— start of Records —
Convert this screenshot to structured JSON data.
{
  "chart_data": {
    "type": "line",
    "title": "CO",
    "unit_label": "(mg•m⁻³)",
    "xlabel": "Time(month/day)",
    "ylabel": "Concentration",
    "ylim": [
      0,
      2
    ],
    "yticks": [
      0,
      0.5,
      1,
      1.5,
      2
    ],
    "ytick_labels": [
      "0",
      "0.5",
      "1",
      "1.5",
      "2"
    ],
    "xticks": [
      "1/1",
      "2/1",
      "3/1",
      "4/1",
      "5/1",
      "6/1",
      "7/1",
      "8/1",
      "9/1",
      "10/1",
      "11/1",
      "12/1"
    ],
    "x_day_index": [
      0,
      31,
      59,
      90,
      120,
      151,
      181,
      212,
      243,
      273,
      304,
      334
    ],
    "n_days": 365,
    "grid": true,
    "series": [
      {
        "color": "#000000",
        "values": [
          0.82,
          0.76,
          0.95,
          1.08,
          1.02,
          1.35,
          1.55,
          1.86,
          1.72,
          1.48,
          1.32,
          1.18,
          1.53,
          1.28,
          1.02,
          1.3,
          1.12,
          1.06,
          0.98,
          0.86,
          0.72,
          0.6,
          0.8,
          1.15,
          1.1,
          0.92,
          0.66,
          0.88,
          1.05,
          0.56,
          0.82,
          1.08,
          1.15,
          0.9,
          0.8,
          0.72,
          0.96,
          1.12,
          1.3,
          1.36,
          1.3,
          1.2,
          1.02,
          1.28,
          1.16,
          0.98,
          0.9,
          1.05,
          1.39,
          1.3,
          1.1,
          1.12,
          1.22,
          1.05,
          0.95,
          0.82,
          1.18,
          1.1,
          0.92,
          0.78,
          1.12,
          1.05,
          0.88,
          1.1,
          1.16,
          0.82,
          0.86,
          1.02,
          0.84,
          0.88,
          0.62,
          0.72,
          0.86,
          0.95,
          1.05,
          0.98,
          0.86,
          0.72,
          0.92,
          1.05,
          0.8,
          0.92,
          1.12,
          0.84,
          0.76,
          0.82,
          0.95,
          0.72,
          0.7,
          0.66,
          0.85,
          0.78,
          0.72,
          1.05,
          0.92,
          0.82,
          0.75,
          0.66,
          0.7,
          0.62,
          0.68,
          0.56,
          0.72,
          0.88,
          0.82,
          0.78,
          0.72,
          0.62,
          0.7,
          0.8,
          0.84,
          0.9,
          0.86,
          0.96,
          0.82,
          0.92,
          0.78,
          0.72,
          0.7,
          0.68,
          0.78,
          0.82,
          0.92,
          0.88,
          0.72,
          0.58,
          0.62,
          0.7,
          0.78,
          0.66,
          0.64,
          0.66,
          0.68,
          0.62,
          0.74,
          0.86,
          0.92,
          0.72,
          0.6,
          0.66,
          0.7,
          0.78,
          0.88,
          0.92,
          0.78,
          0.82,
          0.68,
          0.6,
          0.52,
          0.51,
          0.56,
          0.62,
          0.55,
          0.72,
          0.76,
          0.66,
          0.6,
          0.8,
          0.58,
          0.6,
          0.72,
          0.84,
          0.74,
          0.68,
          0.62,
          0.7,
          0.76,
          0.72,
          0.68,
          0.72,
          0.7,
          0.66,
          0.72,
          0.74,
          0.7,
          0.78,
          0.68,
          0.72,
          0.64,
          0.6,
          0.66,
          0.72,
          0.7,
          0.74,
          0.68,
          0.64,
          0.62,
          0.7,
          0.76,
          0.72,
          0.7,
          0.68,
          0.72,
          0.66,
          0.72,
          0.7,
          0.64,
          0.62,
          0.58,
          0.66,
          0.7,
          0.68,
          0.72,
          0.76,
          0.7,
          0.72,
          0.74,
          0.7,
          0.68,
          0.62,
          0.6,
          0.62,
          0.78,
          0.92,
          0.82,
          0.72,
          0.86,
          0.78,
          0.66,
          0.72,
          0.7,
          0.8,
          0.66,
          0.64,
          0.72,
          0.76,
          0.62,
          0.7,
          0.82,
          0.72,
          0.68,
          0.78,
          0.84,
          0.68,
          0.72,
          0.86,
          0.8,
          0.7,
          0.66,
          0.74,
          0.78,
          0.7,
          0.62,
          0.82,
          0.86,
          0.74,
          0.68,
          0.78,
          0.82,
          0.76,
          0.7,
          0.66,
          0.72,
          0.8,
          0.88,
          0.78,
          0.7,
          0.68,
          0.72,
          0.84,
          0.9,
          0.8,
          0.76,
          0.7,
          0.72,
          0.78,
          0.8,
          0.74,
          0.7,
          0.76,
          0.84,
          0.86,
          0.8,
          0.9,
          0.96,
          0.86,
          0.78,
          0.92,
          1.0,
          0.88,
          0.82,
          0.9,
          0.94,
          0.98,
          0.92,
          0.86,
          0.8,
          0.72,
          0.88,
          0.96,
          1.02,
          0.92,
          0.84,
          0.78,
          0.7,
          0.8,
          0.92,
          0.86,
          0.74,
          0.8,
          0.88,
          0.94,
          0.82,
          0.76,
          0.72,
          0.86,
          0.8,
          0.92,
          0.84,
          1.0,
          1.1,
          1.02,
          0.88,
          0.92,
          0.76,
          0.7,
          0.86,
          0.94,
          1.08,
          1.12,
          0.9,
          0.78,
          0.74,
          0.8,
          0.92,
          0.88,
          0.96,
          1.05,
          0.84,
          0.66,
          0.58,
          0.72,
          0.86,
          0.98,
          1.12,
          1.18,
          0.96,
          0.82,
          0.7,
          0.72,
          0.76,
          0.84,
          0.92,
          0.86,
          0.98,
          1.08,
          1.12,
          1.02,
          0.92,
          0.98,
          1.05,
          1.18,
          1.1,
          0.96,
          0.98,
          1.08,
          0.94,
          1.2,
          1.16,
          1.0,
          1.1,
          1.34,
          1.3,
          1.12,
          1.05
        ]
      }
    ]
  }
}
— end of Records —
What to produce
Pull out each record as written and restate it exactly.

Finished exercise
Convert this screenshot to structured JSON data.
{
  "chart_data": {
    "type": "line",
    "title": "CO",
    "unit_label": "(mg•m⁻³)",
    "xlabel": "Time(month/day)",
    "ylabel": "Concentration",
    "ylim": [
      0,
      2
    ],
    "yticks": [
      0,
      0.5,
      1,
      1.5,
      2
    ],
    "ytick_labels": [
      "0",
      "0.5",
      "1",
      "1.5",
      "2"
    ],
    "xticks": [
      "1/1",
      "2/1",
      "3/1",
      "4/1",
      "5/1",
      "6/1",
      "7/1",
      "8/1",
      "9/1",
      "10/1",
      "11/1",
      "12/1"
    ],
    "x_day_index": [
      0,
      31,
      59,
      90,
      120,
      151,
      181,
      212,
      243,
      273,
      304,
      334
    ],
    "n_days": 365,
    "grid": true,
    "series": [
      {
        "color": "#000000",
        "values": [
          0.82,
          0.76,
          0.95,
          1.08,
          1.02,
          1.35,
          1.55,
          1.86,
          1.72,
          1.48,
          1.32,
          1.18,
          1.53,
          1.28,
          1.02,
          1.3,
          1.12,
          1.06,
          0.98,
          0.86,
          0.72,
          0.6,
          0.8,
          1.15,
          1.1,
          0.92,
          0.66,
          0.88,
          1.05,
          0.56,
          0.82,
          1.08,
          1.15,
          0.9,
          0.8,
          0.72,
          0.96,
          1.12,
          1.3,
          1.36,
          1.3,
          1.2,
          1.02,
          1.28,
          1.16,
          0.98,
          0.9,
          1.05,
          1.39,
          1.3,
          1.1,
          1.12,
          1.22,
          1.05,
          0.95,
          0.82,
          1.18,
          1.1,
          0.92,
          0.78,
          1.12,
          1.05,
          0.88,
          1.1,
          1.16,
          0.82,
          0.86,
          1.02,
          0.84,
          0.88,
          0.62,
          0.72,
          0.86,
          0.95,
          1.05,
          0.98,
          0.86,
          0.72,
          0.92,
          1.05,
          0.8,
          0.92,
          1.12,
          0.84,
          0.76,
          0.82,
          0.95,
          0.72,
          0.7,
          0.66,
          0.85,
          0.78,
          0.72,
          1.05,
          0.92,
          0.82,
          0.75,
          0.66,
          0.7,
          0.62,
          0.68,
          0.56,
          0.72,
          0.88,
          0.82,
          0.78,
          0.72,
          0.62,
          0.7,
          0.8,
          0.84,
          0.9,
          0.86,
          0.96,
          0.82,
          0.92,
          0.78,
          0.72,
          0.7,
          0.68,
          0.78,
          0.82,
          0.92,
          0.88,
          0.72,
          0.58,
          0.62,
          0.7,
          0.78,
          0.66,
          0.64,
          0.66,
          0.68,
          0.62,
          0.74,
          0.86,
          0.92,
          0.72,
          0.6,
          0.66,
          0.7,
          0.78,
          0.88,
          0.92,
          0.78,
          0.82,
          0.68,
          0.6,
          0.52,
          0.51,
          0.56,
          0.62,
          0.55,
          0.72,
          0.76,
          0.66,
          0.6,
          0.8,
          0.58,
          0.6,
          0.72,
          0.84,
          0.74,
          0.68,
          0.62,
          0.7,
          0.76,
          0.72,
          0.68,
          0.72,
          0.7,
          0.66,
          0.72,
          0.74,
          0.7,
          0.78,
          0.68,
          0.72,
          0.64,
          0.6,
          0.66,
          0.72,
          0.7,
          0.74,
          0.68,
          0.64,
          0.62,
          0.7,
          0.76,
          0.72,
          0.7,
          0.68,
          0.72,
          0.66,
          0.72,
          0.7,
          0.64,
          0.62,
          0.58,
          0.66,
          0.7,
          0.68,
          0.72,
          0.76,
          0.7,
          0.72,
          0.74,
          0.7,
          0.68,
          0.62,
          0.6,
          0.62,
          0.78,
          0.92,
          0.82,
          0.72,
          0.86,
          0.78,
          0.66,
          0.72,
          0.7,
          0.8,
          0.66,
          0.64,
          0.72,
          0.76,
          0.62,
          0.7,
          0.82,
          0.72,
          0.68,
          0.78,
          0.84,
          0.68,
          0.72,
          0.86,
          0.8,
          0.7,
          0.66,
          0.74,
          0.78,
          0.7,
          0.62,
          0.82,
          0.86,
          0.74,
          0.68,
          0.78,
          0.82,
          0.76,
          0.7,
          0.66,
          0.72,
          0.8,
          0.88,
          0.78,
          0.7,
          0.68,
          0.72,
          0.84,
          0.9,
          0.8,
          0.76,
          0.7,
          0.72,
          0.78,
          0.8,
          0.74,
          0.7,
          0.76,
          0.84,
          0.86,
          0.8,
          0.9,
          0.96,
          0.86,
          0.78,
          0.92,
          1.0,
          0.88,
          0.82,
          0.9,
          0.94,
          0.98,
          0.92,
          0.86,
          0.8,
          0.72,
          0.88,
          0.96,
          1.02,
          0.92,
          0.84,
          0.78,
          0.7,
          0.8,
          0.92,
          0.86,
          0.74,
          0.8,
          0.88,
          0.94,
          0.82,
          0.76,
          0.72,
          0.86,
          0.8,
          0.92,
          0.84,
          1.0,
          1.1,
          1.02,
          0.88,
          0.92,
          0.76,
          0.7,
          0.86,
          0.94,
          1.08,
          1.12,
          0.9,
          0.78,
          0.74,
          0.8,
          0.92,
          0.88,
          0.96,
          1.05,
          0.84,
          0.66,
          0.58,
          0.72,
          0.86,
          0.98,
          1.12,
          1.18,
          0.96,
          0.82,
          0.7,
          0.72,
          0.76,
          0.84,
          0.92,
          0.86,
          0.98,
          1.08,
          1.12,
          1.02,
          0.92,
          0.98,
          1.05,
          1.18,
          1.1,
          0.96,
          0.98,
          1.08,
          0.94,
          1.2,
          1.16,
          1.0,
          1.1,
          1.34,
          1.3,
          1.12,
          1.05
        ]
      }
    ]
  }
}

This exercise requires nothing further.